(Records to process)
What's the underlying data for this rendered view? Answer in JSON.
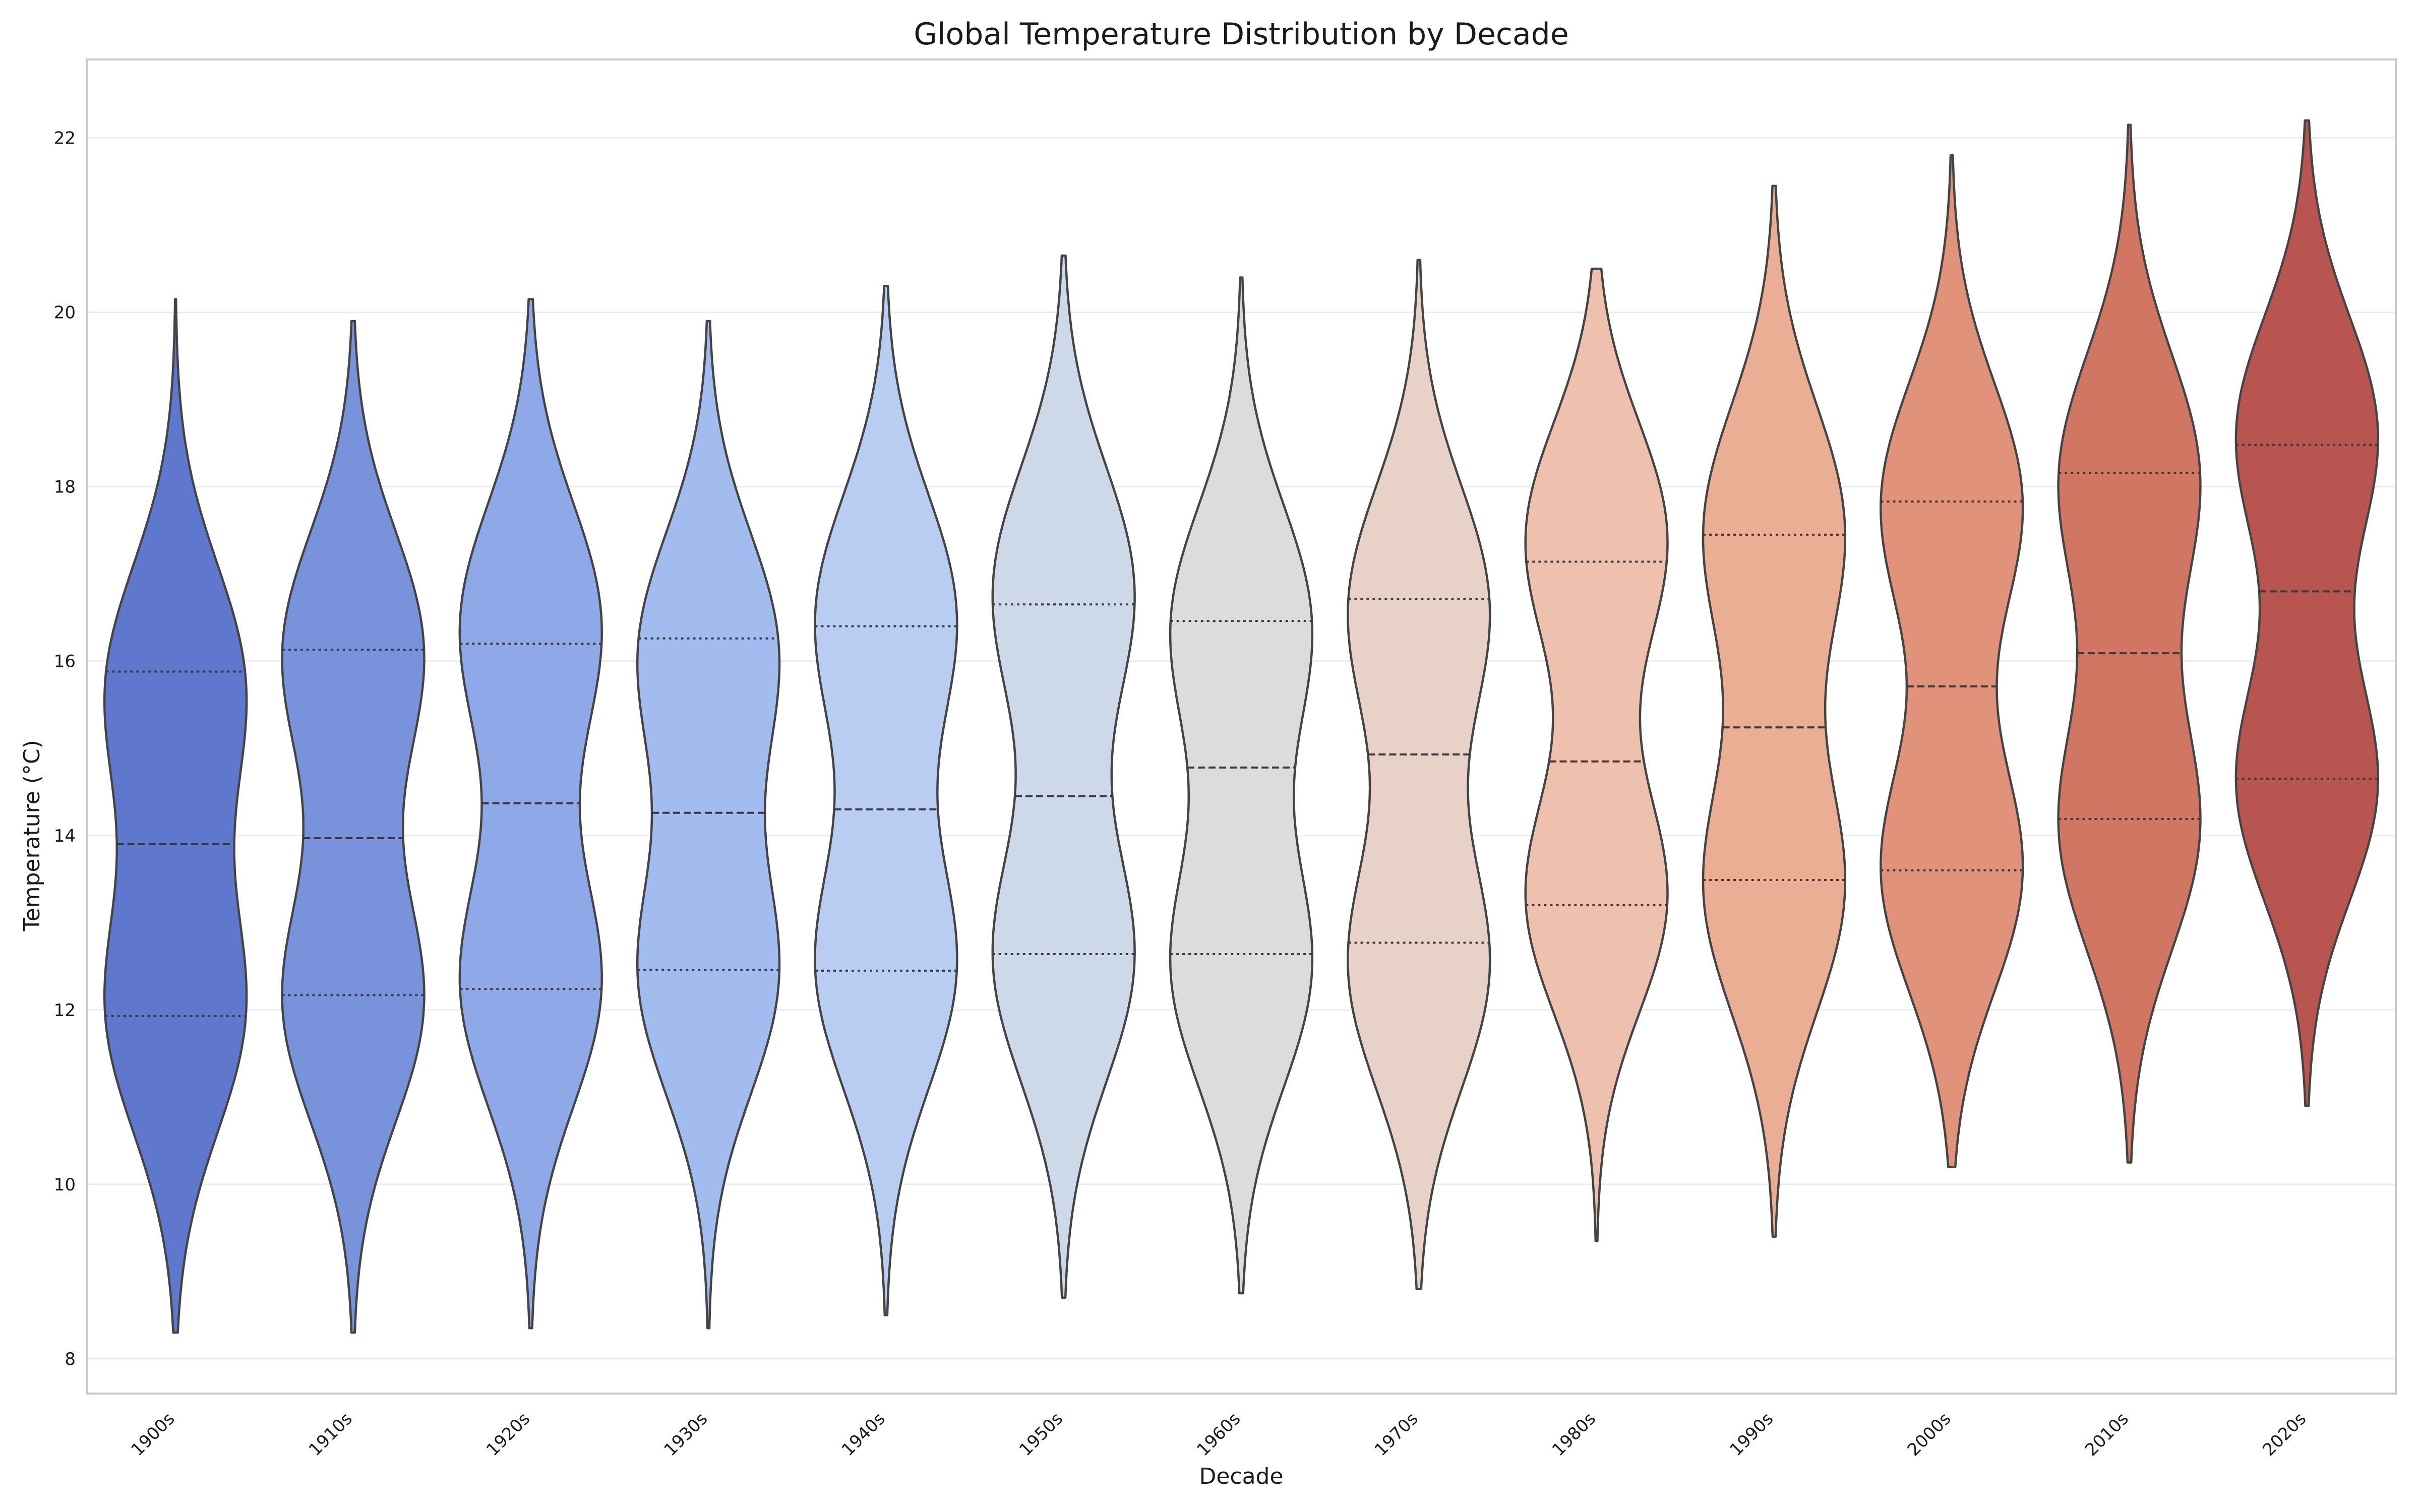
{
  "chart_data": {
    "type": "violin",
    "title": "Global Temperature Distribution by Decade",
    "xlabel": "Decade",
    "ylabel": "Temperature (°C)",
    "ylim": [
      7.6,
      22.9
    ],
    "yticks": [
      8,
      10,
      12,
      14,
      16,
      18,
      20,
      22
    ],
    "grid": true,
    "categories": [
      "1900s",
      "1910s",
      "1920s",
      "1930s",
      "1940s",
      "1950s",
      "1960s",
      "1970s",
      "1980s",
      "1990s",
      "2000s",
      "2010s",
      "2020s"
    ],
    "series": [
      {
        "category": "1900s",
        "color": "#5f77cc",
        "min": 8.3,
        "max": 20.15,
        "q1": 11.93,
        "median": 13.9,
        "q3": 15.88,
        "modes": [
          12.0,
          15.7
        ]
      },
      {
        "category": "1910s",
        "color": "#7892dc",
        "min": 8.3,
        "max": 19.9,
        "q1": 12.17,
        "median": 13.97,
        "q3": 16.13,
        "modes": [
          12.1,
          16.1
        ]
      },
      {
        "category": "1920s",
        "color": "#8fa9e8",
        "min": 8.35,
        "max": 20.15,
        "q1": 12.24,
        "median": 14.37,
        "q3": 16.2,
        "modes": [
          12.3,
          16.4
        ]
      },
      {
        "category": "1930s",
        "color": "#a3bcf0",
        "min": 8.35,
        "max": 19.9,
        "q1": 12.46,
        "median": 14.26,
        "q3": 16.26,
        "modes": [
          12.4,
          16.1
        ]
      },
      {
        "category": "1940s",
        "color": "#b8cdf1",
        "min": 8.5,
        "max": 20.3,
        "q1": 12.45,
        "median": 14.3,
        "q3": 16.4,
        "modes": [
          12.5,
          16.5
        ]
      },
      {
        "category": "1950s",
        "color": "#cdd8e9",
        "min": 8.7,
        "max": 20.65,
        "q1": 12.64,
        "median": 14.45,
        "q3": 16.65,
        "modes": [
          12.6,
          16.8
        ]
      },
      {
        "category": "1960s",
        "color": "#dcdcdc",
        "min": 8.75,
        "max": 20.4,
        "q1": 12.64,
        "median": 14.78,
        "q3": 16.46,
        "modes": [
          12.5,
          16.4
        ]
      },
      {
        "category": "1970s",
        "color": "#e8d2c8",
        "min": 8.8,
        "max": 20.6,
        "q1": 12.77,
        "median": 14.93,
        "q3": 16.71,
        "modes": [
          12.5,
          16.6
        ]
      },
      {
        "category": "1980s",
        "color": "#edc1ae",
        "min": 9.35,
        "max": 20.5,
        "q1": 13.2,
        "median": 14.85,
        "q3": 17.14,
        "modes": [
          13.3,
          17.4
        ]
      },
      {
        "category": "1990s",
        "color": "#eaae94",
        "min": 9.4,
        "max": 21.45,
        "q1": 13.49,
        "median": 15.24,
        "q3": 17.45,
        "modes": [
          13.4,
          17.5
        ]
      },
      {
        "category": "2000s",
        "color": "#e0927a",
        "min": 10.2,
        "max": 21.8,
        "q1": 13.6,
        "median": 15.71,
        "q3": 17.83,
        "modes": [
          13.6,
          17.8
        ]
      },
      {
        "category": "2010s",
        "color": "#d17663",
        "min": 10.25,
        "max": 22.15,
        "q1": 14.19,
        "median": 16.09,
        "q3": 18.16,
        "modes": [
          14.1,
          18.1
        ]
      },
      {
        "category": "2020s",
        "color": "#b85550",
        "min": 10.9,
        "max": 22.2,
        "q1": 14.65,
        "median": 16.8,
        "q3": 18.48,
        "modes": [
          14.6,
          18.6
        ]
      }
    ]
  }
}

(Exercise details) Filter the listing above by the word "Decade"; copy each line that passes.

(Output of the exercise)
    "title": "Global Temperature Distribution by Decade",
    "xlabel": "Decade",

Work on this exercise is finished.